#### RECORDS FOR PROCESSING:
++++++++++++++++++++
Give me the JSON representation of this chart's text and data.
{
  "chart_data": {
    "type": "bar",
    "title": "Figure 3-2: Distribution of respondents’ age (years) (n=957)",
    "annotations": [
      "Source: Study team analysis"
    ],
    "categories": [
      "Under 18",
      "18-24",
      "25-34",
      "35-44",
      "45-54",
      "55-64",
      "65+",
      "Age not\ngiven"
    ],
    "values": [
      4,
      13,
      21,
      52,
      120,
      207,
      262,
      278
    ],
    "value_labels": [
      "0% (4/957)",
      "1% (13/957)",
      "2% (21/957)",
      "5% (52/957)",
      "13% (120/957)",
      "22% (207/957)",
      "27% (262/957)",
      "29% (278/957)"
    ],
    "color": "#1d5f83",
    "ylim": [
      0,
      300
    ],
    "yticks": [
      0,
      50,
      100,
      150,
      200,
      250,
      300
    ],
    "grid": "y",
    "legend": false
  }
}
++++++++++++++++++++
Transcribe all of the material exactly. Omit nothing.

Give me the JSON representation of this chart's text and data.
{
  "chart_data": {
    "type": "bar",
    "title": "Figure 3-2: Distribution of respondents’ age (years) (n=957)",
    "annotations": [
      "Source: Study team analysis"
    ],
    "categories": [
      "Under 18",
      "18-24",
      "25-34",
      "35-44",
      "45-54",
      "55-64",
      "65+",
      "Age not\ngiven"
    ],
    "values": [
      4,
      13,
      21,
      52,
      120,
      207,
      262,
      278
    ],
    "value_labels": [
      "0% (4/957)",
      "1% (13/957)",
      "2% (21/957)",
      "5% (52/957)",
      "13% (120/957)",
      "22% (207/957)",
      "27% (262/957)",
      "29% (278/957)"
    ],
    "color": "#1d5f83",
    "ylim": [
      0,
      300
    ],
    "yticks": [
      0,
      50,
      100,
      150,
      200,
      250,
      300
    ],
    "grid": "y",
    "legend": false
  }
}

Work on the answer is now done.